DO THIS:
Locate and copy all lines bearing the word "GINCANA".

INPUT MATERIAL:
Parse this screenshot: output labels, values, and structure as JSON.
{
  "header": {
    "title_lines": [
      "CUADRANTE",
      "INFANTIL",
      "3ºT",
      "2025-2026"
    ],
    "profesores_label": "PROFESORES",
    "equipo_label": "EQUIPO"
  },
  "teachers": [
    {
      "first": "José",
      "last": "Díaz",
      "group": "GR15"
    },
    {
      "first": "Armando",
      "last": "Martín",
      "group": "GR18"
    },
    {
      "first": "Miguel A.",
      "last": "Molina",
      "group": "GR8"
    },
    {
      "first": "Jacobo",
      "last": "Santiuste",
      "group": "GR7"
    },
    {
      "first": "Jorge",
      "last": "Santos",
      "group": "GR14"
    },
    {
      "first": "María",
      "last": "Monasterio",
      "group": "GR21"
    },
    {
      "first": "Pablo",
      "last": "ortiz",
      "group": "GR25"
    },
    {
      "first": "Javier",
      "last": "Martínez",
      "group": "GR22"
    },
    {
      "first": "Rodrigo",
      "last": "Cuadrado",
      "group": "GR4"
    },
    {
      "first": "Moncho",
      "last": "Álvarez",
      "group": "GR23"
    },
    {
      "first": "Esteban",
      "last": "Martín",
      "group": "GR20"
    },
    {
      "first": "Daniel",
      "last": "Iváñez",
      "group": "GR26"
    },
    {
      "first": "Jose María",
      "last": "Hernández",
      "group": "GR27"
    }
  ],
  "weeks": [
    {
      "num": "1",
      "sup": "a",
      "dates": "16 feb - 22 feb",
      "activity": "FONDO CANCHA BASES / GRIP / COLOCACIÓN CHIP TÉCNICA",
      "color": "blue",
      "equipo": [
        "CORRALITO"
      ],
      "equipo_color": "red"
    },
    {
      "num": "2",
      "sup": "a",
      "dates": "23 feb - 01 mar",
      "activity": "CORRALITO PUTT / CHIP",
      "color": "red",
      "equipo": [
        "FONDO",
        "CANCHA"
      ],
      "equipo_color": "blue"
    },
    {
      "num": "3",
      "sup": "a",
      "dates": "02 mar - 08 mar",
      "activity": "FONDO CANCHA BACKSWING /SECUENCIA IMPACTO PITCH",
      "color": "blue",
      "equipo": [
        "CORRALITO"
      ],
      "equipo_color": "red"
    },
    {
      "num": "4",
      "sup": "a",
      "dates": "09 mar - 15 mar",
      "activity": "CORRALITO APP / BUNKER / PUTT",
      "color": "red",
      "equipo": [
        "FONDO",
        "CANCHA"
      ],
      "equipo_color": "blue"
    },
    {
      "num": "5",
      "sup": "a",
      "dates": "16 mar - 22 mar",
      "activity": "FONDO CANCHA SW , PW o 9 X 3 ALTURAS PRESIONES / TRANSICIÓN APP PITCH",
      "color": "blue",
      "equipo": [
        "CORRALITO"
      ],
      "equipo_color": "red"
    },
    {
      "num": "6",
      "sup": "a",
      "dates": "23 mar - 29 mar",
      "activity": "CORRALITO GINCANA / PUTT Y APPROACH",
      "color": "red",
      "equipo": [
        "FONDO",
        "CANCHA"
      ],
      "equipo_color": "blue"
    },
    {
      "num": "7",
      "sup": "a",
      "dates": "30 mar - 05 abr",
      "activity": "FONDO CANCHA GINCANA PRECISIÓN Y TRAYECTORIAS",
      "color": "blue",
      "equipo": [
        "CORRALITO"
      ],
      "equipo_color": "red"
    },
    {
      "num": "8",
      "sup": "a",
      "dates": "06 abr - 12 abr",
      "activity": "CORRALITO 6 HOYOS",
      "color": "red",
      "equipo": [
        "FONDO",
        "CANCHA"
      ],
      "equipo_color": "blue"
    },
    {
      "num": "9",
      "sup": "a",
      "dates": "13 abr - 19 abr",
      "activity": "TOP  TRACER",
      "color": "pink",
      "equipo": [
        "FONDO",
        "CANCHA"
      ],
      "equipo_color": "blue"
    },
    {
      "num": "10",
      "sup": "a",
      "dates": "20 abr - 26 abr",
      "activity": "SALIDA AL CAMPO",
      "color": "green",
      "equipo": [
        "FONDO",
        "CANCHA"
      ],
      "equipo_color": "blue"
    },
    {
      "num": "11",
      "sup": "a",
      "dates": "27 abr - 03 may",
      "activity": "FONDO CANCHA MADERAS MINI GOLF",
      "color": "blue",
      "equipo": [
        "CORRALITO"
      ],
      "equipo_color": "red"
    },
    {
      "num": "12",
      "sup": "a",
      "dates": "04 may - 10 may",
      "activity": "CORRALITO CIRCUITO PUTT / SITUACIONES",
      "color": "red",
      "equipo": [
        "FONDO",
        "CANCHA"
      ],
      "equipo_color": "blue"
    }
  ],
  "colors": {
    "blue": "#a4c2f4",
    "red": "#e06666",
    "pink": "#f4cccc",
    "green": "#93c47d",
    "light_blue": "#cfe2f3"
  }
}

THE COMPLETED TASK:
      "activity": "CORRALITO GINCANA / PUTT Y APPROACH",
      "activity": "FONDO CANCHA GINCANA PRECISIÓN Y TRAYECTORIAS",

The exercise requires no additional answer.